Aim of the task - Copy the data exactly as it appears, and do not include any pictures.

Dataset records -
━━━━

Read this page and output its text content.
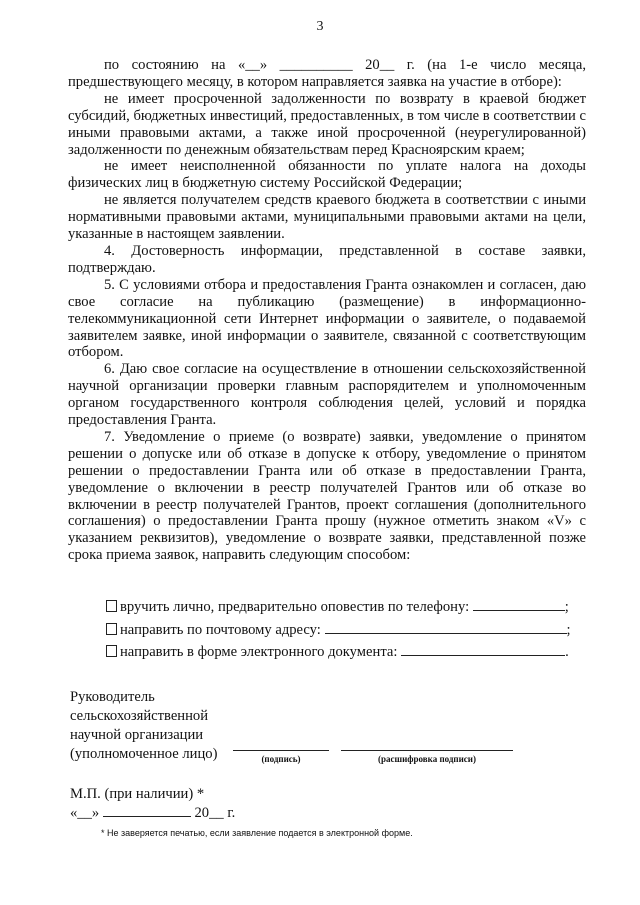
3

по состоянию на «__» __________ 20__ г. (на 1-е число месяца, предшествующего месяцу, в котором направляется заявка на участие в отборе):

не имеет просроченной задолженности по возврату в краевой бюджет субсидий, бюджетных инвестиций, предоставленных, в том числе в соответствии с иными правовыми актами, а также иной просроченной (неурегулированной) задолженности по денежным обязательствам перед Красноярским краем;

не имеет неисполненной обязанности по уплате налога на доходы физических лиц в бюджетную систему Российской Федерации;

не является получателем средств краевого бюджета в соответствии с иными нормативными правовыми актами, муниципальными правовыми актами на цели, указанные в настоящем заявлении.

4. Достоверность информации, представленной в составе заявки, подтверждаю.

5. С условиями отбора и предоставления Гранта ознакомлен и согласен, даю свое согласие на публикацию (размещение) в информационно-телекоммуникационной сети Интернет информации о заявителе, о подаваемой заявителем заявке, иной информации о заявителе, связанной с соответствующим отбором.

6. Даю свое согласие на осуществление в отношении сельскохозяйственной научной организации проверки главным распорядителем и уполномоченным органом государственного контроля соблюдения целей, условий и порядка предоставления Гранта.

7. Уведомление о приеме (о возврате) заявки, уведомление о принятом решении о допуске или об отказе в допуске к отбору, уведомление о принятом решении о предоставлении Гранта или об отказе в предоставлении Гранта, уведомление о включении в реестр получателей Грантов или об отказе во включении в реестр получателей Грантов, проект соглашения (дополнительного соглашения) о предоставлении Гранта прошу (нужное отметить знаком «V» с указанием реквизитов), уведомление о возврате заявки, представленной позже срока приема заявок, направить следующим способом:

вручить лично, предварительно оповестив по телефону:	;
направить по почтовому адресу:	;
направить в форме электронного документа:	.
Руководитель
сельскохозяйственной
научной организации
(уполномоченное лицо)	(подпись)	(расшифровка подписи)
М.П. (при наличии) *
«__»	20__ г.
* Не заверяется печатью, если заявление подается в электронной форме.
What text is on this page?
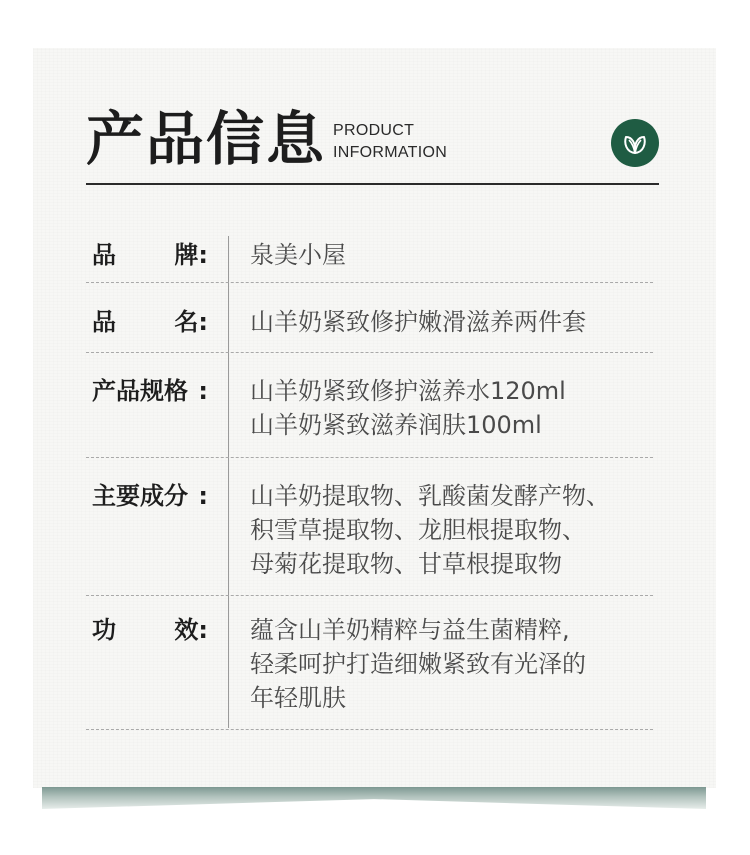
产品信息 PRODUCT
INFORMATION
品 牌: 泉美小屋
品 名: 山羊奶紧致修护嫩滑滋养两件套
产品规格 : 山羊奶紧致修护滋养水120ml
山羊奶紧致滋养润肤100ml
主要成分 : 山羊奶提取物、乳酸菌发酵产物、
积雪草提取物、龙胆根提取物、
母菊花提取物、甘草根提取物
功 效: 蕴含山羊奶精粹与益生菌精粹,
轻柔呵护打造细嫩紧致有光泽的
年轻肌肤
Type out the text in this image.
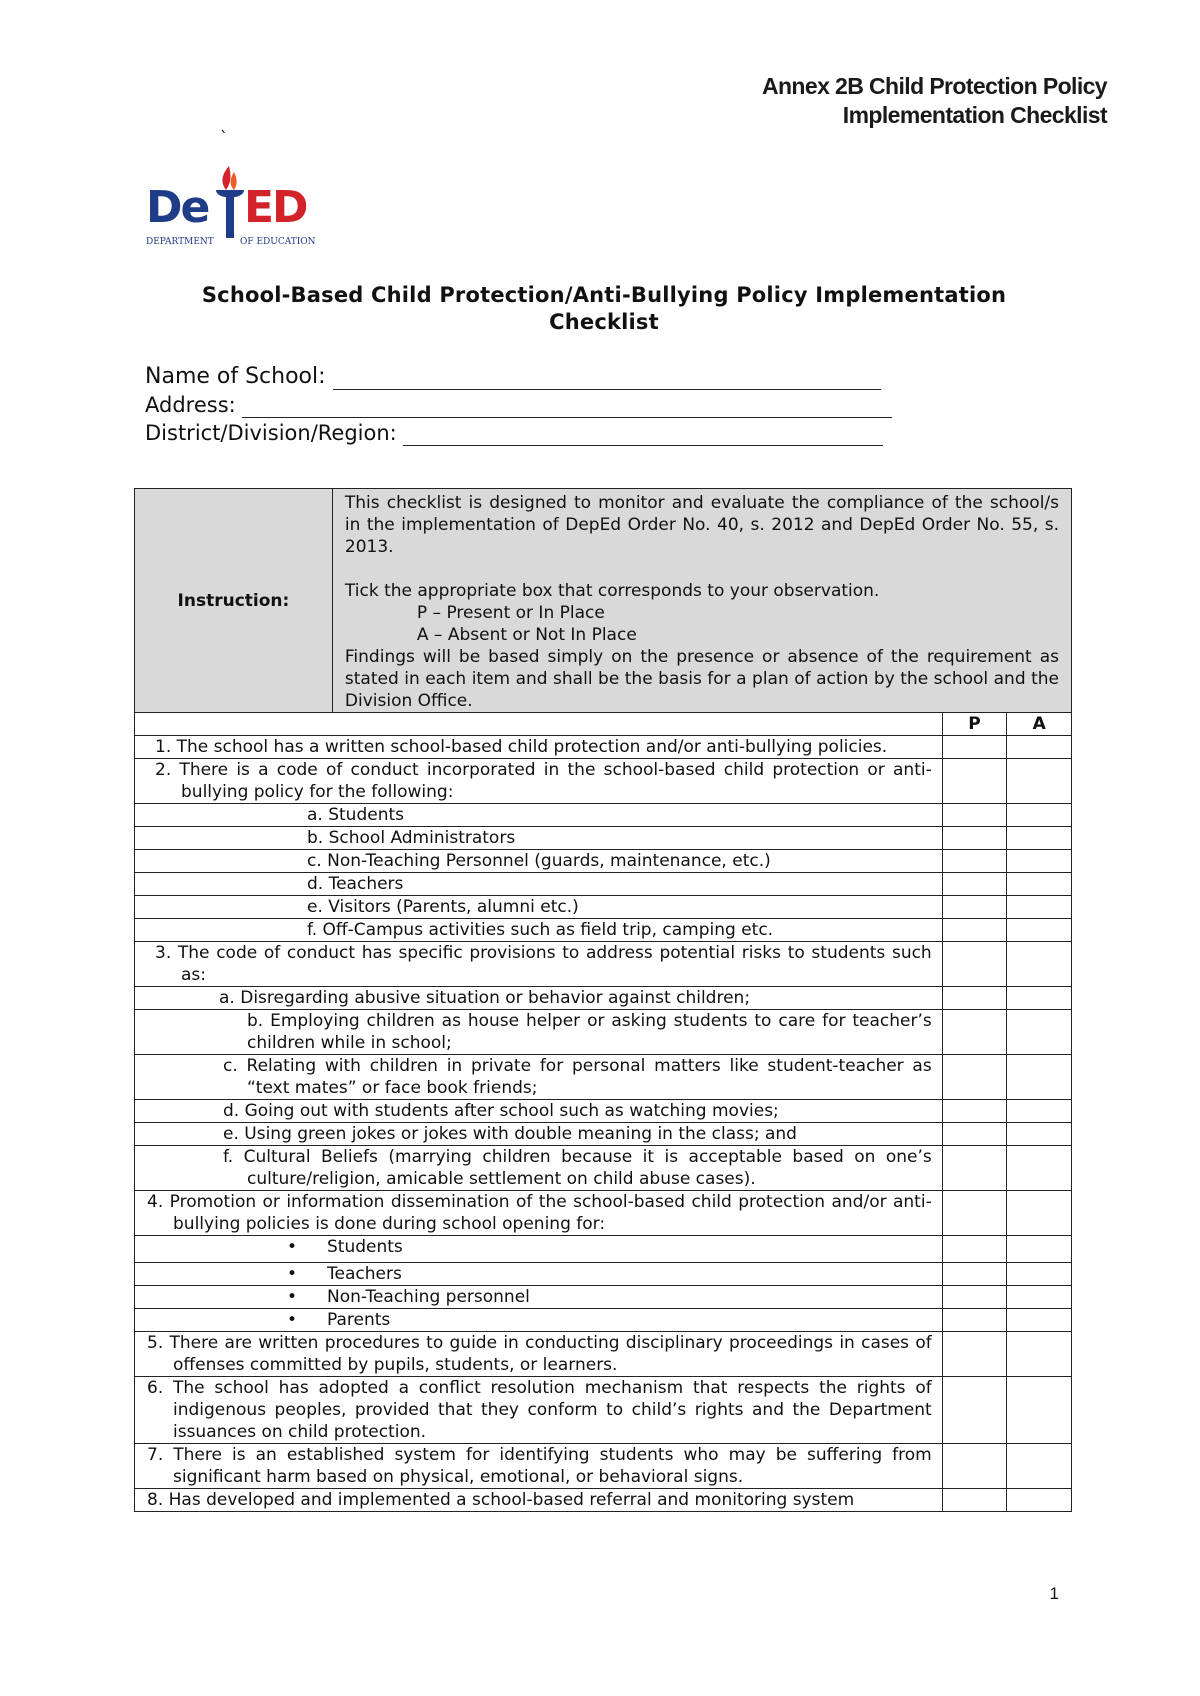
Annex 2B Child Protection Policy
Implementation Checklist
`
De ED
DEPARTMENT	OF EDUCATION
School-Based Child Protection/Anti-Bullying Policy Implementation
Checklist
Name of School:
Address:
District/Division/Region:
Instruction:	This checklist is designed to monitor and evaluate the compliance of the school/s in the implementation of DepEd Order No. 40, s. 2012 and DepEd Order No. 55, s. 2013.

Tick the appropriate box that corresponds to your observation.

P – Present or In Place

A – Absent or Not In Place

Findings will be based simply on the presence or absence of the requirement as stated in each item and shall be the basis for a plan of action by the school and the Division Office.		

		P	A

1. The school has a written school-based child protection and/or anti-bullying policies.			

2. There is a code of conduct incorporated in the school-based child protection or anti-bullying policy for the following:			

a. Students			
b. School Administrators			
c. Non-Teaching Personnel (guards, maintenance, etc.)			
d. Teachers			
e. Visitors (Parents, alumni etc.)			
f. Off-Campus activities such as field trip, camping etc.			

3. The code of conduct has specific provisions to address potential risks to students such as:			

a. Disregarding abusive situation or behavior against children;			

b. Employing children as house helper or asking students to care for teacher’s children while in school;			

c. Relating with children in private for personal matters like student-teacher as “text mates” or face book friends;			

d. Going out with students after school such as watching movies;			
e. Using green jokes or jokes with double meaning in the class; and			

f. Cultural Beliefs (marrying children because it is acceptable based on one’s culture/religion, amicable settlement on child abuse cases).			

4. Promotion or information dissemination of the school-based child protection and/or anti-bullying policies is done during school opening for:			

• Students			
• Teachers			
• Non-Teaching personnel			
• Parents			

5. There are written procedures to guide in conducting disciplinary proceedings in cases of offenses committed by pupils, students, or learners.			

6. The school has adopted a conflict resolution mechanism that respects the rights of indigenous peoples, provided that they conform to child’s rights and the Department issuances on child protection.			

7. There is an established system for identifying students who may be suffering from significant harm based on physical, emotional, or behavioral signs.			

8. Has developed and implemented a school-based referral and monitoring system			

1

━━━━

Right answer -
Read this page and output its text content.
3

по состоянию на «__» __________ 20__ г. (на 1-е число месяца, предшествующего месяцу, в котором направляется заявка на участие в отборе):

не имеет просроченной задолженности по возврату в краевой бюджет субсидий, бюджетных инвестиций, предоставленных, в том числе в соответствии с иными правовыми актами, а также иной просроченной (неурегулированной) задолженности по денежным обязательствам перед Красноярским краем;

не имеет неисполненной обязанности по уплате налога на доходы физических лиц в бюджетную систему Российской Федерации;

не является получателем средств краевого бюджета в соответствии с иными нормативными правовыми актами, муниципальными правовыми актами на цели, указанные в настоящем заявлении.

4. Достоверность информации, представленной в составе заявки, подтверждаю.

5. С условиями отбора и предоставления Гранта ознакомлен и согласен, даю свое согласие на публикацию (размещение) в информационно-телекоммуникационной сети Интернет информации о заявителе, о подаваемой заявителем заявке, иной информации о заявителе, связанной с соответствующим отбором.

6. Даю свое согласие на осуществление в отношении сельскохозяйственной научной организации проверки главным распорядителем и уполномоченным органом государственного контроля соблюдения целей, условий и порядка предоставления Гранта.

7. Уведомление о приеме (о возврате) заявки, уведомление о принятом решении о допуске или об отказе в допуске к отбору, уведомление о принятом решении о предоставлении Гранта или об отказе в предоставлении Гранта, уведомление о включении в реестр получателей Грантов или об отказе во включении в реестр получателей Грантов, проект соглашения (дополнительного соглашения) о предоставлении Гранта прошу (нужное отметить знаком «V» с указанием реквизитов), уведомление о возврате заявки, представленной позже срока приема заявок, направить следующим способом:

вручить лично, предварительно оповестив по телефону:	;
направить по почтовому адресу:	;
направить в форме электронного документа:	.
Руководитель
сельскохозяйственной
научной организации
(уполномоченное лицо)	(подпись)	(расшифровка подписи)
М.П. (при наличии) *
«__»	20__ г.
* Не заверяется печатью, если заявление подается в электронной форме.
What text is on this page?
产品信息 PRODUCT
INFORMATION
品 牌: 泉美小屋
品 名: 山羊奶紧致修护嫩滑滋养两件套
产品规格 : 山羊奶紧致修护滋养水120ml
山羊奶紧致滋养润肤100ml
主要成分 : 山羊奶提取物、乳酸菌发酵产物、
积雪草提取物、龙胆根提取物、
母菊花提取物、甘草根提取物
功 效: 蕴含山羊奶精粹与益生菌精粹,
轻柔呵护打造细嫩紧致有光泽的
年轻肌肤
Type out the text in this image.
Annex 2B Child Protection Policy
Implementation Checklist
`
De ED
DEPARTMENT	OF EDUCATION
School-Based Child Protection/Anti-Bullying Policy Implementation
Checklist
Name of School:
Address:
District/Division/Region:
Instruction:	This checklist is designed to monitor and evaluate the compliance of the school/s in the implementation of DepEd Order No. 40, s. 2012 and DepEd Order No. 55, s. 2013.

Tick the appropriate box that corresponds to your observation.

P – Present or In Place

A – Absent or Not In Place

Findings will be based simply on the presence or absence of the requirement as stated in each item and shall be the basis for a plan of action by the school and the Division Office.		

		P	A

1. The school has a written school-based child protection and/or anti-bullying policies.			

2. There is a code of conduct incorporated in the school-based child protection or anti-bullying policy for the following:			

a. Students			
b. School Administrators			
c. Non-Teaching Personnel (guards, maintenance, etc.)			
d. Teachers			
e. Visitors (Parents, alumni etc.)			
f. Off-Campus activities such as field trip, camping etc.			

3. The code of conduct has specific provisions to address potential risks to students such as:			

a. Disregarding abusive situation or behavior against children;			

b. Employing children as house helper or asking students to care for teacher’s children while in school;			

c. Relating with children in private for personal matters like student-teacher as “text mates” or face book friends;			

d. Going out with students after school such as watching movies;			
e. Using green jokes or jokes with double meaning in the class; and			

f. Cultural Beliefs (marrying children because it is acceptable based on one’s culture/religion, amicable settlement on child abuse cases).			

4. Promotion or information dissemination of the school-based child protection and/or anti-bullying policies is done during school opening for:			

• Students			
• Teachers			
• Non-Teaching personnel			
• Parents			

5. There are written procedures to guide in conducting disciplinary proceedings in cases of offenses committed by pupils, students, or learners.			

6. The school has adopted a conflict resolution mechanism that respects the rights of indigenous peoples, provided that they conform to child’s rights and the Department issuances on child protection.			

7. There is an established system for identifying students who may be suffering from significant harm based on physical, emotional, or behavioral signs.			

8. Has developed and implemented a school-based referral and monitoring system			

1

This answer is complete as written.